◆ **Exercise brief**
The records are to be restated in their entirety, word for word.

(Dataset entries)
______
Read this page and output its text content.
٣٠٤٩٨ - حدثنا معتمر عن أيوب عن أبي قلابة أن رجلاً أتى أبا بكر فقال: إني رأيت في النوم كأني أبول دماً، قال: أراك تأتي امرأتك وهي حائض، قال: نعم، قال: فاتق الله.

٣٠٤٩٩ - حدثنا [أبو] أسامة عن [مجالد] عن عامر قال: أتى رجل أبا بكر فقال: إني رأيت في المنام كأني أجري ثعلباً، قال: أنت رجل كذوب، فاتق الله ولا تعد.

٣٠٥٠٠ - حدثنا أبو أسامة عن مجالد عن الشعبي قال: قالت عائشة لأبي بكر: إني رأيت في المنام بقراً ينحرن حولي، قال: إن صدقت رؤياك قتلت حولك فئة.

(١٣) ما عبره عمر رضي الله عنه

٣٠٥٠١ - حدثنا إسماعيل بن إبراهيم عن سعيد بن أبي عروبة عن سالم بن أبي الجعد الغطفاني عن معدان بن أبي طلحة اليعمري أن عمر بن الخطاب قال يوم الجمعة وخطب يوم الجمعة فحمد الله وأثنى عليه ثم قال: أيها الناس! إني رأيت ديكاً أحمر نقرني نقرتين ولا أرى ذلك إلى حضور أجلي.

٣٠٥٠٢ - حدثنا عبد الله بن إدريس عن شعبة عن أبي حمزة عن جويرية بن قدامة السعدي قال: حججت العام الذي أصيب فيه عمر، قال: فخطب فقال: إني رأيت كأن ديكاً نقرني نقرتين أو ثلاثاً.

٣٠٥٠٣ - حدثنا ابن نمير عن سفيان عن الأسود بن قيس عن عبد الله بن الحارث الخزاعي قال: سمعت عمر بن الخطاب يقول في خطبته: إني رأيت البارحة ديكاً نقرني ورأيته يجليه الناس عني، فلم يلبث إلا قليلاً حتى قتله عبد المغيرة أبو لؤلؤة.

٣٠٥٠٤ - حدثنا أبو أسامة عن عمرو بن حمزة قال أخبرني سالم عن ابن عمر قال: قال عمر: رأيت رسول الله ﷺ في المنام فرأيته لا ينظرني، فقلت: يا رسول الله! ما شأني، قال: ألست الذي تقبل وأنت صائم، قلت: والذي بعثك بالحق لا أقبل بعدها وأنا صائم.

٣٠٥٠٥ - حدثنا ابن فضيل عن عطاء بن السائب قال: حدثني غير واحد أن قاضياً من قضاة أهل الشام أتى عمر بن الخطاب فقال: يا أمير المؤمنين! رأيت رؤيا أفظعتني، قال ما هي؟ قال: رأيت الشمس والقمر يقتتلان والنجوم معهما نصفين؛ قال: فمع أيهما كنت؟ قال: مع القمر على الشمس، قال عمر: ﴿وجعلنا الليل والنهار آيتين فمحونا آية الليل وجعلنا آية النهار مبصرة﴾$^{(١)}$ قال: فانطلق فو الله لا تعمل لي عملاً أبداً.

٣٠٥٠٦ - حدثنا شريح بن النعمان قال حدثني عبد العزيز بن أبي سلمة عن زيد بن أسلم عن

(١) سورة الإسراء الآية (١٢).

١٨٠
______
◆ **Answer to the task**
Read this page and output its text content.
٣٠٤٩٨ - حدثنا معتمر عن أيوب عن أبي قلابة أن رجلاً أتى أبا بكر فقال: إني رأيت في النوم كأني أبول دماً، قال: أراك تأتي امرأتك وهي حائض، قال: نعم، قال: فاتق الله.

٣٠٤٩٩ - حدثنا [أبو] أسامة عن [مجالد] عن عامر قال: أتى رجل أبا بكر فقال: إني رأيت في المنام كأني أجري ثعلباً، قال: أنت رجل كذوب، فاتق الله ولا تعد.

٣٠٥٠٠ - حدثنا أبو أسامة عن مجالد عن الشعبي قال: قالت عائشة لأبي بكر: إني رأيت في المنام بقراً ينحرن حولي، قال: إن صدقت رؤياك قتلت حولك فئة.

(١٣) ما عبره عمر رضي الله عنه

٣٠٥٠١ - حدثنا إسماعيل بن إبراهيم عن سعيد بن أبي عروبة عن سالم بن أبي الجعد الغطفاني عن معدان بن أبي طلحة اليعمري أن عمر بن الخطاب قال يوم الجمعة وخطب يوم الجمعة فحمد الله وأثنى عليه ثم قال: أيها الناس! إني رأيت ديكاً أحمر نقرني نقرتين ولا أرى ذلك إلى حضور أجلي.

٣٠٥٠٢ - حدثنا عبد الله بن إدريس عن شعبة عن أبي حمزة عن جويرية بن قدامة السعدي قال: حججت العام الذي أصيب فيه عمر، قال: فخطب فقال: إني رأيت كأن ديكاً نقرني نقرتين أو ثلاثاً.

٣٠٥٠٣ - حدثنا ابن نمير عن سفيان عن الأسود بن قيس عن عبد الله بن الحارث الخزاعي قال: سمعت عمر بن الخطاب يقول في خطبته: إني رأيت البارحة ديكاً نقرني ورأيته يجليه الناس عني، فلم يلبث إلا قليلاً حتى قتله عبد المغيرة أبو لؤلؤة.

٣٠٥٠٤ - حدثنا أبو أسامة عن عمرو بن حمزة قال أخبرني سالم عن ابن عمر قال: قال عمر: رأيت رسول الله ﷺ في المنام فرأيته لا ينظرني، فقلت: يا رسول الله! ما شأني، قال: ألست الذي تقبل وأنت صائم، قلت: والذي بعثك بالحق لا أقبل بعدها وأنا صائم.

٣٠٥٠٥ - حدثنا ابن فضيل عن عطاء بن السائب قال: حدثني غير واحد أن قاضياً من قضاة أهل الشام أتى عمر بن الخطاب فقال: يا أمير المؤمنين! رأيت رؤيا أفظعتني، قال ما هي؟ قال: رأيت الشمس والقمر يقتتلان والنجوم معهما نصفين؛ قال: فمع أيهما كنت؟ قال: مع القمر على الشمس، قال عمر: ﴿وجعلنا الليل والنهار آيتين فمحونا آية الليل وجعلنا آية النهار مبصرة﴾$^{(١)}$ قال: فانطلق فو الله لا تعمل لي عملاً أبداً.

٣٠٥٠٦ - حدثنا شريح بن النعمان قال حدثني عبد العزيز بن أبي سلمة عن زيد بن أسلم عن

(١) سورة الإسراء الآية (١٢).

١٨٠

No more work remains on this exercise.